[Task directions] Search the records that follow and extract every line containing the string "JSON".
──────── Given information ────────
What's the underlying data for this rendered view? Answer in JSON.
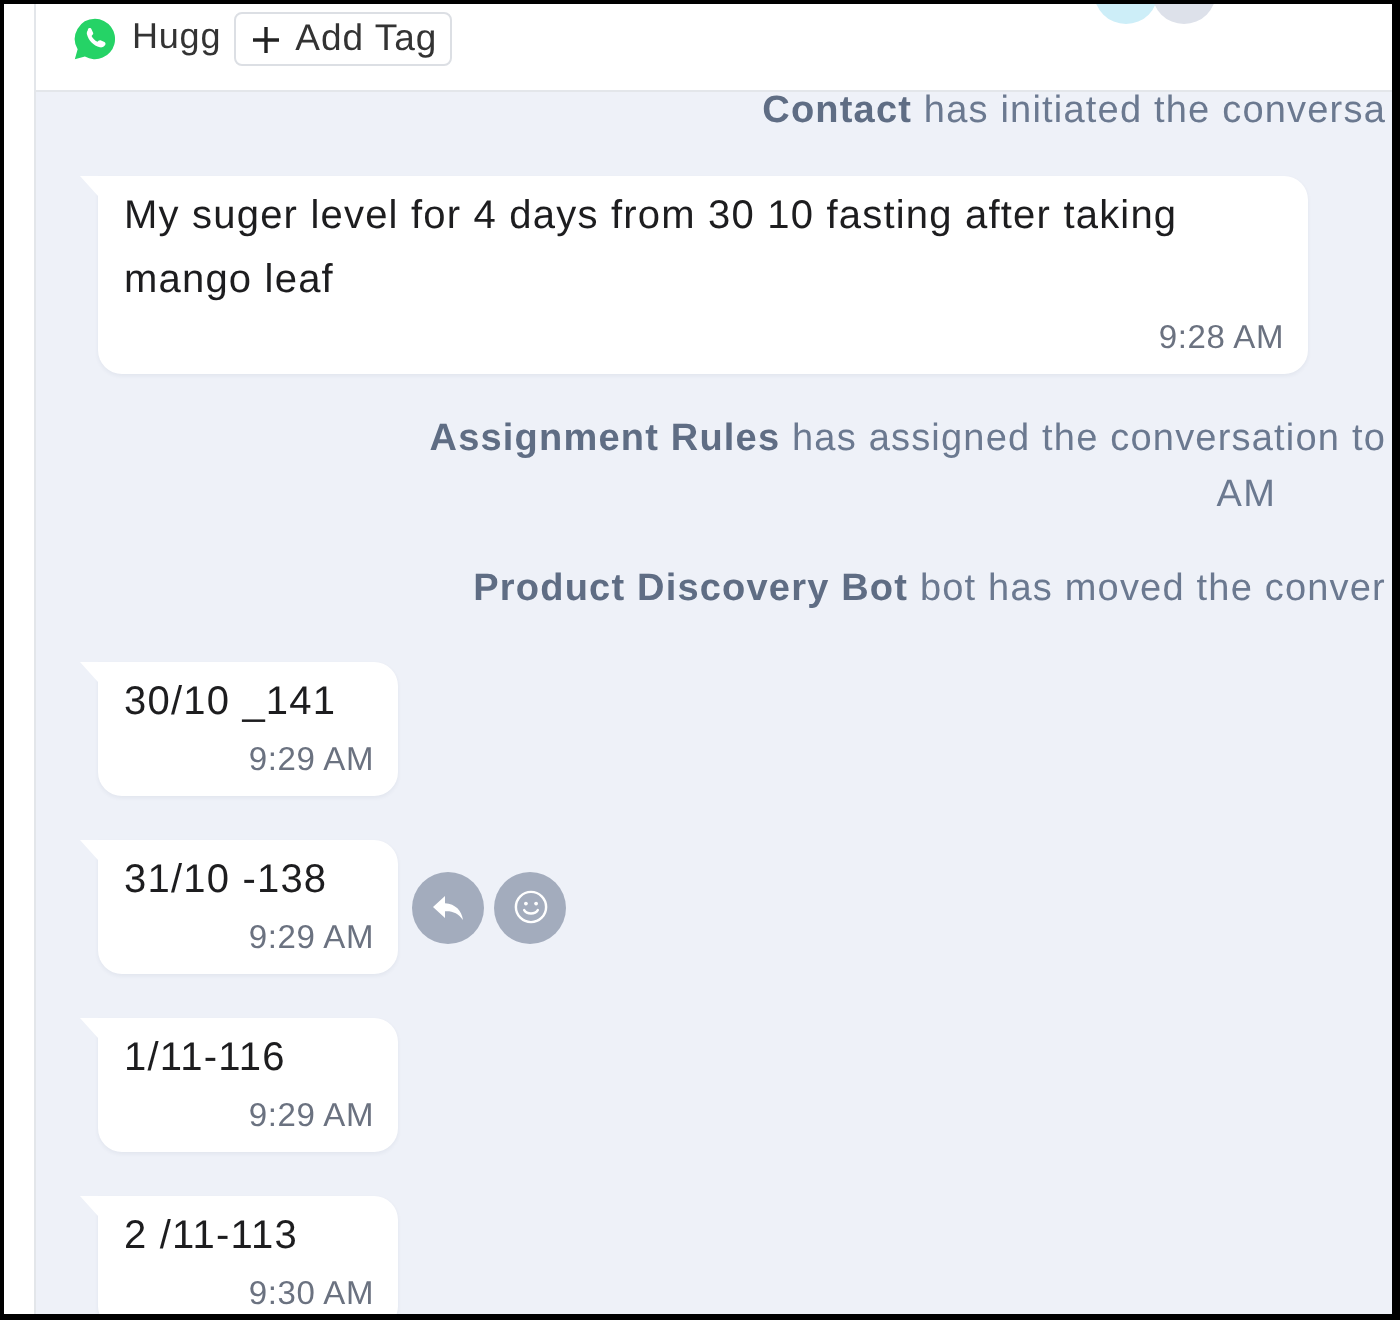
{
  "header": {
    "contact_name": "Hugg",
    "add_tag_label": "Add Tag"
  },
  "events": [
    {
      "kind": "system",
      "text": "**Contact** has initiated the conversa"
    },
    {
      "kind": "message",
      "text": "My suger level for 4 days from 30 10 fasting after taking mango leaf",
      "time": "9:28 AM",
      "show_actions": false
    },
    {
      "kind": "system",
      "text": "**Assignment Rules** has assigned the conversation to",
      "continuation": "AM"
    },
    {
      "kind": "system",
      "text": "**Product Discovery Bot** bot has moved the conver"
    },
    {
      "kind": "message",
      "text": "30/10 _141",
      "time": "9:29 AM",
      "show_actions": false
    },
    {
      "kind": "message",
      "text": "31/10 -138",
      "time": "9:29 AM",
      "show_actions": true
    },
    {
      "kind": "message",
      "text": "1/11-116",
      "time": "9:29 AM",
      "show_actions": false
    },
    {
      "kind": "message",
      "text": "2 /11-113",
      "time": "9:30 AM",
      "show_actions": false
    }
  ]
}
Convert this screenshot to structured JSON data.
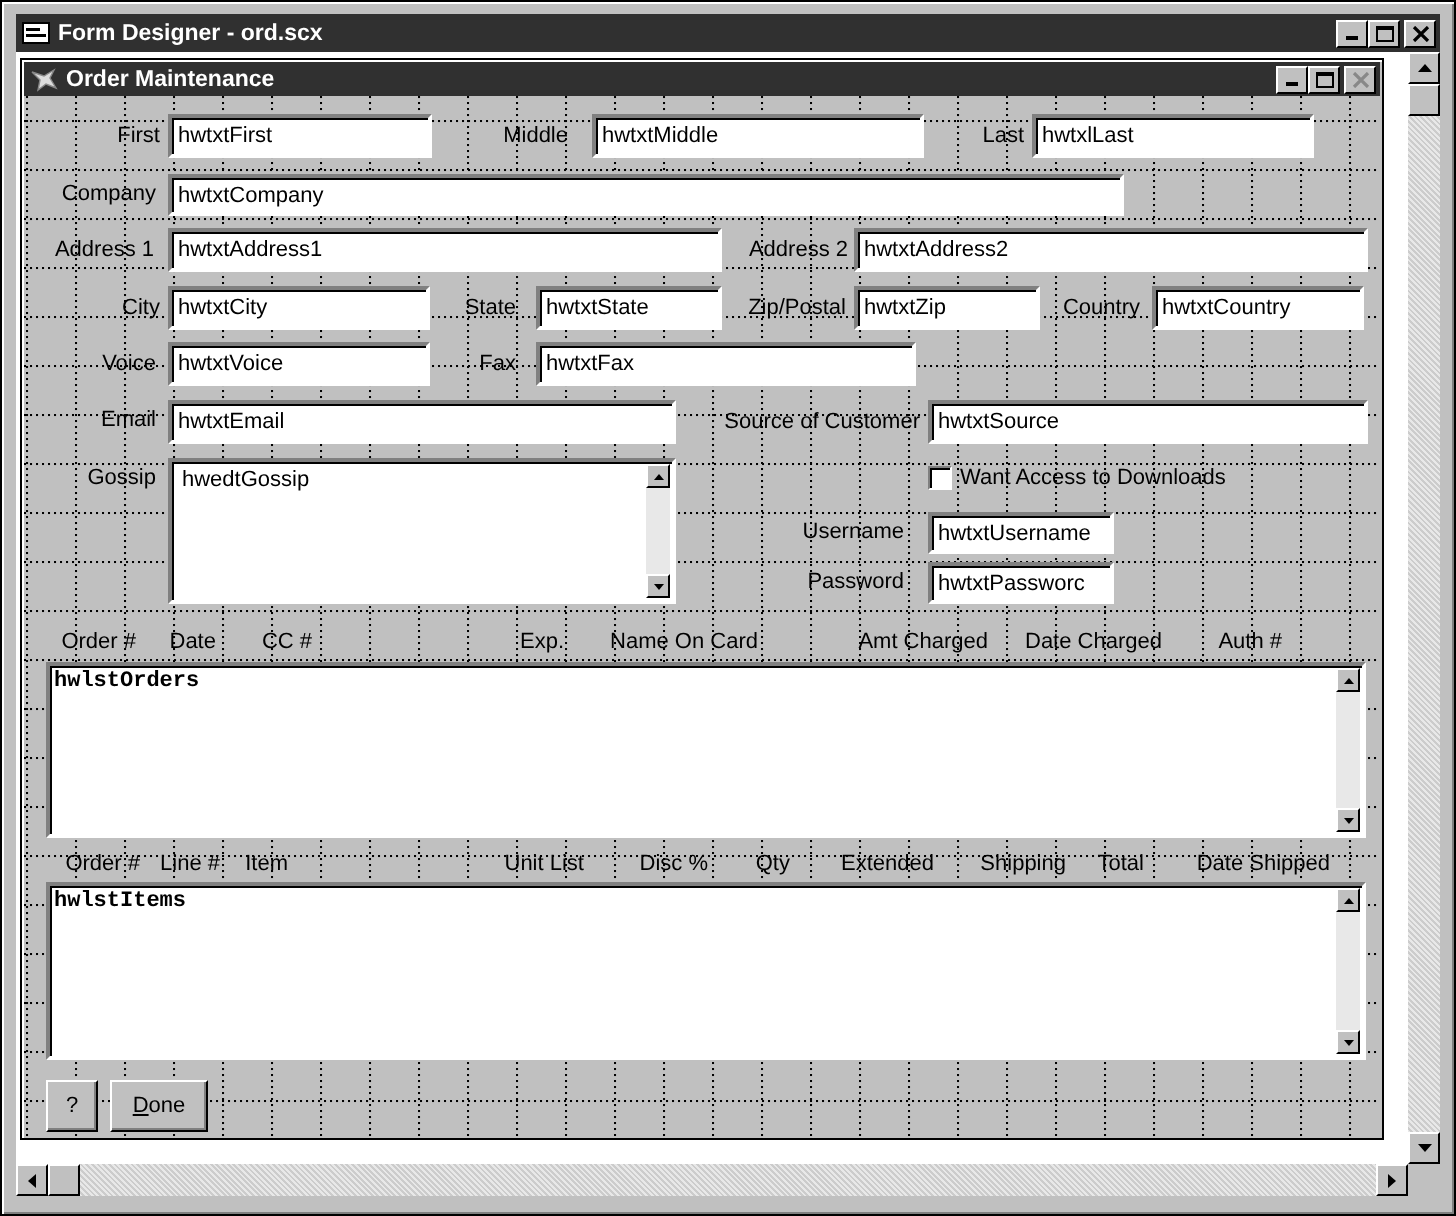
────────
[Finished answer]
What's the underlying data for this rendered view? Answer in JSON.
Convert this screenshot to structured JSON data.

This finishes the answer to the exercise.